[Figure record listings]
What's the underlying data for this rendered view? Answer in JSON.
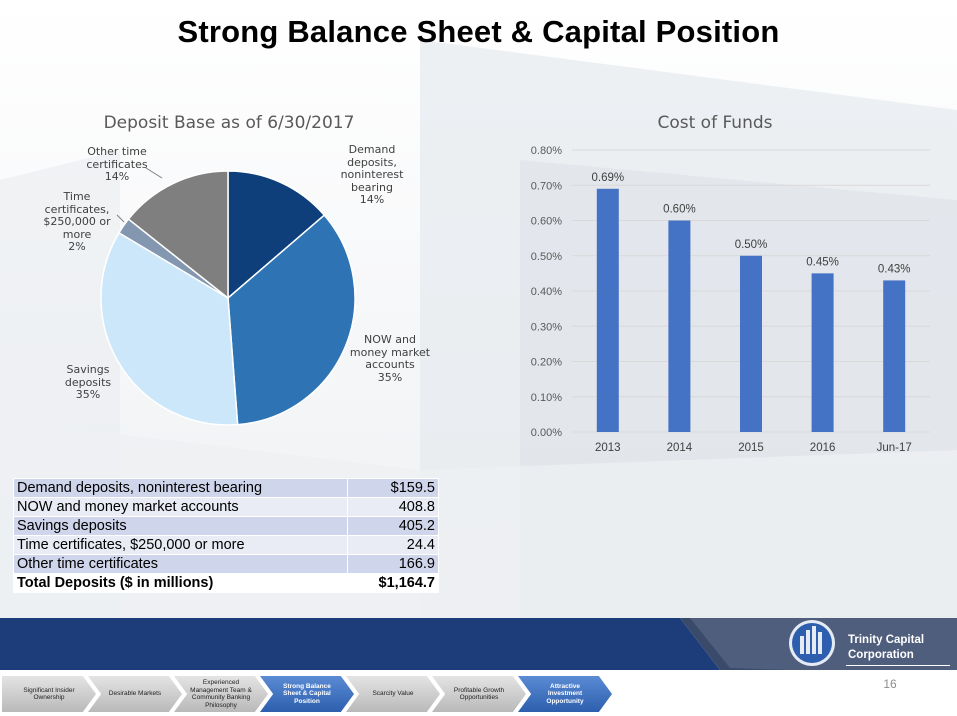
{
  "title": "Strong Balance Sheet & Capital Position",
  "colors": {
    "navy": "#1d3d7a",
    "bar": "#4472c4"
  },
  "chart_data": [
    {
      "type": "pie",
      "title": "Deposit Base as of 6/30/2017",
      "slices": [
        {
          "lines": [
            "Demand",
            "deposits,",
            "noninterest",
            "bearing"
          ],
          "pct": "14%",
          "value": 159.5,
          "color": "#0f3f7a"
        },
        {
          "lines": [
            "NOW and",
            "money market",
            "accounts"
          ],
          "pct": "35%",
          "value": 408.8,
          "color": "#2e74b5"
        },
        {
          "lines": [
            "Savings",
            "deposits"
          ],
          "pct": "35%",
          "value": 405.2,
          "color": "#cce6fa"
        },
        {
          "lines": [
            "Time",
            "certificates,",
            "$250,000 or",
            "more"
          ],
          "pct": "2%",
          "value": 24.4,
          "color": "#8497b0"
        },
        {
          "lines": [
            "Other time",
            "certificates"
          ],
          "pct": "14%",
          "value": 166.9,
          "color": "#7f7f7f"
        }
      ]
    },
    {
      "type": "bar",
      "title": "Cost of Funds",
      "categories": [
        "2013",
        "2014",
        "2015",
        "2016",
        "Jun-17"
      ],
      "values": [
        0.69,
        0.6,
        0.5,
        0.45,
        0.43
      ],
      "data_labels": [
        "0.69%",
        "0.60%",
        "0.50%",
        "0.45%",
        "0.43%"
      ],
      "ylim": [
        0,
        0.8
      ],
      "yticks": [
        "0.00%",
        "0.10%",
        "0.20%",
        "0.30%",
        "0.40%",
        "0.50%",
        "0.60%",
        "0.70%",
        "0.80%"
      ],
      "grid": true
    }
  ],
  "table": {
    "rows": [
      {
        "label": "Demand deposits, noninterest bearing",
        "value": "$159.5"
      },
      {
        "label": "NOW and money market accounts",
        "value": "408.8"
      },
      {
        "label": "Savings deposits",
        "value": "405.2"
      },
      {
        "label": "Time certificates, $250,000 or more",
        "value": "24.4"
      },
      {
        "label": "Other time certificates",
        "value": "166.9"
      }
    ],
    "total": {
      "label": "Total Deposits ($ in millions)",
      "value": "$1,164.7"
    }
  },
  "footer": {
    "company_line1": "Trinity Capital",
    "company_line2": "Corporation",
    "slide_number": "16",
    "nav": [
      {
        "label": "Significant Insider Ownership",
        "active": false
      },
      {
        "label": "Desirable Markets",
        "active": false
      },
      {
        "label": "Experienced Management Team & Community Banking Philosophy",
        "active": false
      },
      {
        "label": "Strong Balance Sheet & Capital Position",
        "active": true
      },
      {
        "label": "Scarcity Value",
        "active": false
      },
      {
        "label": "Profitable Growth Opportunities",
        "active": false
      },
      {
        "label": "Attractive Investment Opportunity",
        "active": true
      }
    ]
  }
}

* * *

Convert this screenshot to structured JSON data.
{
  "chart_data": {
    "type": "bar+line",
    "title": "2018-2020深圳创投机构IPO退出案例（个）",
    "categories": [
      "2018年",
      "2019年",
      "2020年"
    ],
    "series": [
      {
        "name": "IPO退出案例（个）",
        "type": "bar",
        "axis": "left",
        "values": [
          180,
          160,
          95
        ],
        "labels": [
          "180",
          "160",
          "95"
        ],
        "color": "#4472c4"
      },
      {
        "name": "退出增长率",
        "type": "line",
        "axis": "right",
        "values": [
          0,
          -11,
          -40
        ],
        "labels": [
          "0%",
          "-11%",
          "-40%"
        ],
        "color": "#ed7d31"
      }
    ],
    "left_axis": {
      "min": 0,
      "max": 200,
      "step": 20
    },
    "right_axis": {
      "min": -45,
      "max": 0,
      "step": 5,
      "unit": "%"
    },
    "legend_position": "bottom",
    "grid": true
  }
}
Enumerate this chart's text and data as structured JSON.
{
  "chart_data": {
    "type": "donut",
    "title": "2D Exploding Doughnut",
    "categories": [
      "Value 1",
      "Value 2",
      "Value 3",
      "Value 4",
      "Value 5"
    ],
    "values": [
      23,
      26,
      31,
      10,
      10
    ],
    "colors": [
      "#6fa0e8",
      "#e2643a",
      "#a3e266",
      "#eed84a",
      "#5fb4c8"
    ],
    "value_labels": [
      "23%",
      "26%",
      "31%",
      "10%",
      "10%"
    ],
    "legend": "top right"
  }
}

[WRITTEN REQUEST] Using the records above, copy every line that has the word "Capital" in it.

[RESULT FOR THIS EXERCISE]
  "title": "Strong Balance Sheet & Capital Position",
    "company_line1": "Trinity Capital",
        "label": "Strong Balance Sheet & Capital Position",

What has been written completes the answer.